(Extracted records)
= = = = = = =
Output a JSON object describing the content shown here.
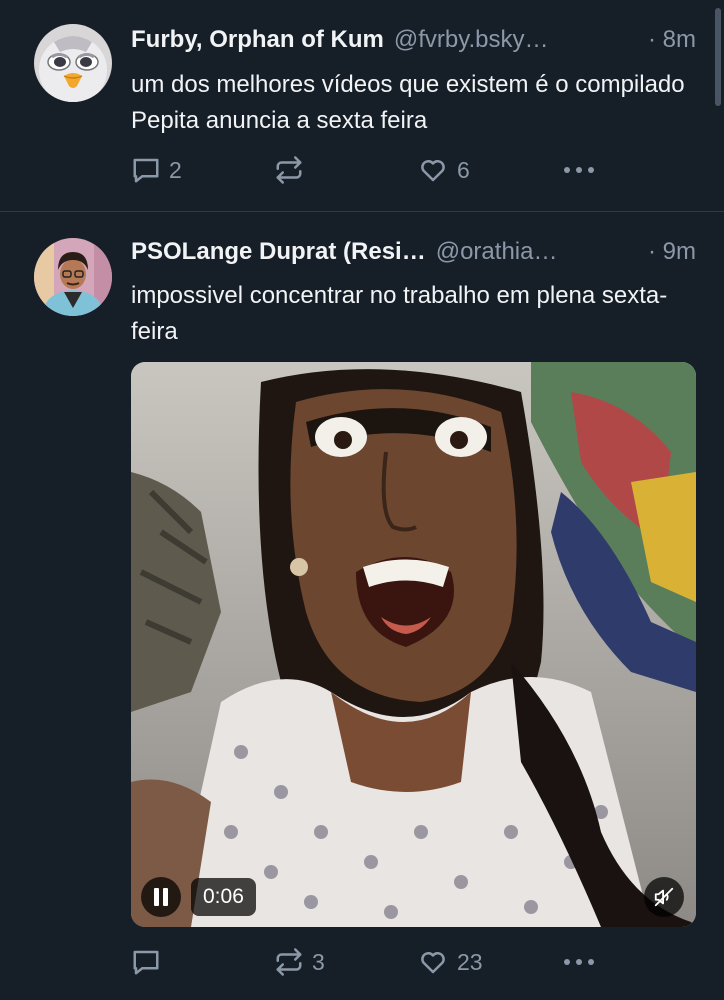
{
  "posts": [
    {
      "author_name": "Furby, Orphan of Kum",
      "handle": "@fvrby.bsky…",
      "time": "· 8m",
      "text": "um dos melhores vídeos que existem é o compilado Pepita anuncia a sexta feira",
      "replies": "2",
      "reposts": "",
      "likes": "6",
      "avatar_icon": "furby-avatar"
    },
    {
      "author_name": "PSOLange Duprat (Resi…",
      "handle": "@orathia…",
      "time": "· 9m",
      "text": "impossivel concentrar no trabalho em plena sexta-feira",
      "replies": "",
      "reposts": "3",
      "likes": "23",
      "avatar_icon": "person-avatar",
      "video": {
        "timecode": "0:06",
        "state": "playing",
        "muted": true
      }
    }
  ],
  "icons": {
    "reply": "speech-bubble-icon",
    "repost": "repost-arrows-icon",
    "like": "heart-icon",
    "more": "ellipsis-icon",
    "pause": "pause-icon",
    "mute": "speaker-muted-icon"
  },
  "colors": {
    "background": "#161e27",
    "text": "#f1f3f5",
    "muted_text": "#8b98a8",
    "divider": "#2e3a48"
  }
}
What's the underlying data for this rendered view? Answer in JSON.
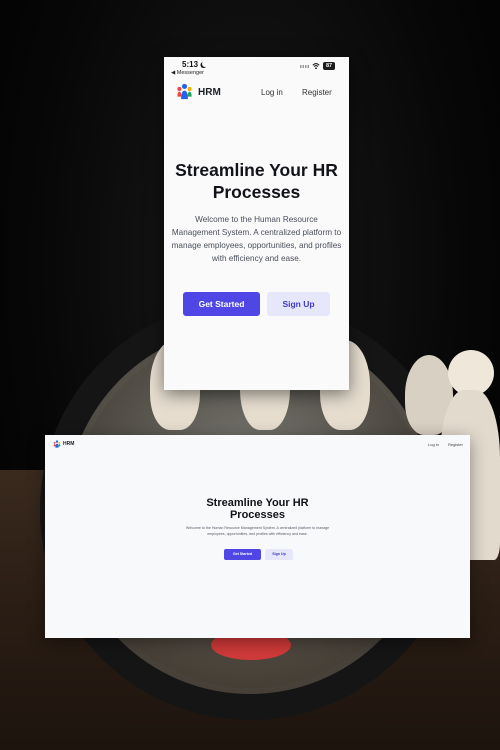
{
  "mobile": {
    "status_bar": {
      "time": "5:13",
      "back_label": "◀ Messenger",
      "battery": "87",
      "icons": [
        "moon-icon",
        "signal-icon",
        "wifi-icon"
      ]
    },
    "nav": {
      "brand": "HRM",
      "login": "Log in",
      "register": "Register"
    },
    "hero": {
      "title": "Streamline Your HR Processes",
      "description": "Welcome to the Human Resource Management System. A centralized platform to manage employees, opportunities, and profiles with efficiency and ease.",
      "primary_button": "Get Started",
      "secondary_button": "Sign Up"
    }
  },
  "desktop": {
    "nav": {
      "brand": "HRM",
      "login": "Log in",
      "register": "Register"
    },
    "hero": {
      "title": "Streamline Your HR Processes",
      "description": "Welcome to the Human Resource Management System. A centralized platform to manage employees, opportunities, and profiles with efficiency and ease.",
      "primary_button": "Get Started",
      "secondary_button": "Sign Up"
    }
  },
  "colors": {
    "primary": "#4f46e5",
    "secondary_bg": "#e6e7fb",
    "secondary_text": "#3f39c5",
    "page_bg": "#f8f9fb",
    "logo_blue": "#2563eb",
    "logo_red": "#ef4444",
    "logo_yellow": "#f5b301",
    "logo_green": "#22a55a"
  }
}
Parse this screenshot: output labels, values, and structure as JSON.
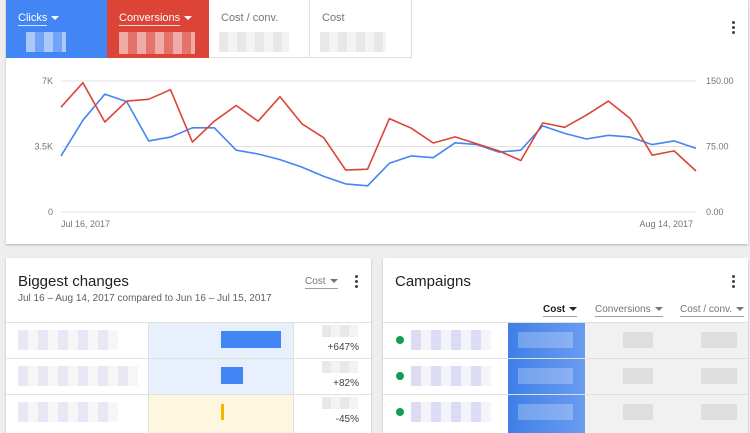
{
  "metric_tabs": [
    {
      "label": "Clicks",
      "active": true,
      "color": "#4285f4"
    },
    {
      "label": "Conversions",
      "active": true,
      "color": "#db4437"
    },
    {
      "label": "Cost / conv.",
      "active": false
    },
    {
      "label": "Cost",
      "active": false
    }
  ],
  "chart_data": {
    "type": "line",
    "x_start_label": "Jul 16, 2017",
    "x_end_label": "Aug 14, 2017",
    "left_ticks": [
      "7K",
      "3.5K",
      "0"
    ],
    "right_ticks": [
      "150.00",
      "75.00",
      "0.00"
    ],
    "ylim_left": [
      0,
      7000
    ],
    "ylim_right": [
      0,
      150
    ],
    "x": [
      1,
      2,
      3,
      4,
      5,
      6,
      7,
      8,
      9,
      10,
      11,
      12,
      13,
      14,
      15,
      16,
      17,
      18,
      19,
      20,
      21,
      22,
      23,
      24,
      25,
      26,
      27,
      28,
      29,
      30
    ],
    "series": [
      {
        "color": "#4285f4",
        "axis": "left",
        "values": [
          3000,
          4900,
          6300,
          5900,
          3800,
          4000,
          4500,
          4500,
          3300,
          3100,
          2800,
          2400,
          1900,
          1500,
          1400,
          2600,
          3000,
          2900,
          3700,
          3600,
          3200,
          3300,
          4600,
          4200,
          3900,
          4100,
          4000,
          3600,
          3800,
          3400
        ]
      },
      {
        "color": "#db4437",
        "axis": "right",
        "values": [
          120,
          148,
          103,
          127,
          129,
          140,
          80,
          104,
          122,
          104,
          132,
          101,
          85,
          48,
          49,
          107,
          96,
          79,
          86,
          78,
          70,
          59,
          102,
          97,
          111,
          127,
          107,
          65,
          70,
          47
        ]
      }
    ]
  },
  "changes": {
    "title": "Biggest changes",
    "subtitle": "Jul 16 – Aug 14, 2017 compared to Jun 16 – Jul 15, 2017",
    "metric": "Cost",
    "rows": [
      {
        "change": "+647%",
        "bar_fraction": 0.8,
        "positive": true
      },
      {
        "change": "+82%",
        "bar_fraction": 0.29,
        "positive": true
      },
      {
        "change": "-45%",
        "bar_fraction": 0.04,
        "positive": false
      }
    ]
  },
  "campaigns": {
    "title": "Campaigns",
    "columns": [
      "Cost",
      "Conversions",
      "Cost / conv."
    ],
    "rows": [
      {
        "status": "enabled"
      },
      {
        "status": "enabled"
      },
      {
        "status": "enabled"
      }
    ]
  },
  "colors": {
    "positive_bar": "#4285f4",
    "negative_bar": "#f4b400",
    "status_dot": "#0f9d58"
  }
}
= = = = = = =
**WHAT TO WORK ON**
Using the data above, print every line exactly, omitting pictures.

**TASK SOLUTION**
Output a JSON object describing the content shown here.
{
  "posts": [
    {
      "author_name": "Furby, Orphan of Kum",
      "handle": "@fvrby.bsky…",
      "time": "· 8m",
      "text": "um dos melhores vídeos que existem é o compilado Pepita anuncia a sexta feira",
      "replies": "2",
      "reposts": "",
      "likes": "6",
      "avatar_icon": "furby-avatar"
    },
    {
      "author_name": "PSOLange Duprat (Resi…",
      "handle": "@orathia…",
      "time": "· 9m",
      "text": "impossivel concentrar no trabalho em plena sexta-feira",
      "replies": "",
      "reposts": "3",
      "likes": "23",
      "avatar_icon": "person-avatar",
      "video": {
        "timecode": "0:06",
        "state": "playing",
        "muted": true
      }
    }
  ],
  "icons": {
    "reply": "speech-bubble-icon",
    "repost": "repost-arrows-icon",
    "like": "heart-icon",
    "more": "ellipsis-icon",
    "pause": "pause-icon",
    "mute": "speaker-muted-icon"
  },
  "colors": {
    "background": "#161e27",
    "text": "#f1f3f5",
    "muted_text": "#8b98a8",
    "divider": "#2e3a48"
  }
}
What's the underlying data for this rendered view? Answer in JSON.
{
  "mobile": {
    "status_bar": {
      "time": "5:13",
      "back_label": "◀ Messenger",
      "battery": "87",
      "icons": [
        "moon-icon",
        "signal-icon",
        "wifi-icon"
      ]
    },
    "nav": {
      "brand": "HRM",
      "login": "Log in",
      "register": "Register"
    },
    "hero": {
      "title": "Streamline Your HR Processes",
      "description": "Welcome to the Human Resource Management System. A centralized platform to manage employees, opportunities, and profiles with efficiency and ease.",
      "primary_button": "Get Started",
      "secondary_button": "Sign Up"
    }
  },
  "desktop": {
    "nav": {
      "brand": "HRM",
      "login": "Log in",
      "register": "Register"
    },
    "hero": {
      "title": "Streamline Your HR Processes",
      "description": "Welcome to the Human Resource Management System. A centralized platform to manage employees, opportunities, and profiles with efficiency and ease.",
      "primary_button": "Get Started",
      "secondary_button": "Sign Up"
    }
  },
  "colors": {
    "primary": "#4f46e5",
    "secondary_bg": "#e6e7fb",
    "secondary_text": "#3f39c5",
    "page_bg": "#f8f9fb",
    "logo_blue": "#2563eb",
    "logo_red": "#ef4444",
    "logo_yellow": "#f5b301",
    "logo_green": "#22a55a"
  }
}
Parse this screenshot: output labels, values, and structure as JSON.
{
  "metric_tabs": [
    {
      "label": "Clicks",
      "active": true,
      "color": "#4285f4"
    },
    {
      "label": "Conversions",
      "active": true,
      "color": "#db4437"
    },
    {
      "label": "Cost / conv.",
      "active": false
    },
    {
      "label": "Cost",
      "active": false
    }
  ],
  "chart_data": {
    "type": "line",
    "x_start_label": "Jul 16, 2017",
    "x_end_label": "Aug 14, 2017",
    "left_ticks": [
      "7K",
      "3.5K",
      "0"
    ],
    "right_ticks": [
      "150.00",
      "75.00",
      "0.00"
    ],
    "ylim_left": [
      0,
      7000
    ],
    "ylim_right": [
      0,
      150
    ],
    "x": [
      1,
      2,
      3,
      4,
      5,
      6,
      7,
      8,
      9,
      10,
      11,
      12,
      13,
      14,
      15,
      16,
      17,
      18,
      19,
      20,
      21,
      22,
      23,
      24,
      25,
      26,
      27,
      28,
      29,
      30
    ],
    "series": [
      {
        "color": "#4285f4",
        "axis": "left",
        "values": [
          3000,
          4900,
          6300,
          5900,
          3800,
          4000,
          4500,
          4500,
          3300,
          3100,
          2800,
          2400,
          1900,
          1500,
          1400,
          2600,
          3000,
          2900,
          3700,
          3600,
          3200,
          3300,
          4600,
          4200,
          3900,
          4100,
          4000,
          3600,
          3800,
          3400
        ]
      },
      {
        "color": "#db4437",
        "axis": "right",
        "values": [
          120,
          148,
          103,
          127,
          129,
          140,
          80,
          104,
          122,
          104,
          132,
          101,
          85,
          48,
          49,
          107,
          96,
          79,
          86,
          78,
          70,
          59,
          102,
          97,
          111,
          127,
          107,
          65,
          70,
          47
        ]
      }
    ]
  },
  "changes": {
    "title": "Biggest changes",
    "subtitle": "Jul 16 – Aug 14, 2017 compared to Jun 16 – Jul 15, 2017",
    "metric": "Cost",
    "rows": [
      {
        "change": "+647%",
        "bar_fraction": 0.8,
        "positive": true
      },
      {
        "change": "+82%",
        "bar_fraction": 0.29,
        "positive": true
      },
      {
        "change": "-45%",
        "bar_fraction": 0.04,
        "positive": false
      }
    ]
  },
  "campaigns": {
    "title": "Campaigns",
    "columns": [
      "Cost",
      "Conversions",
      "Cost / conv."
    ],
    "rows": [
      {
        "status": "enabled"
      },
      {
        "status": "enabled"
      },
      {
        "status": "enabled"
      }
    ]
  },
  "colors": {
    "positive_bar": "#4285f4",
    "negative_bar": "#f4b400",
    "status_dot": "#0f9d58"
  }
}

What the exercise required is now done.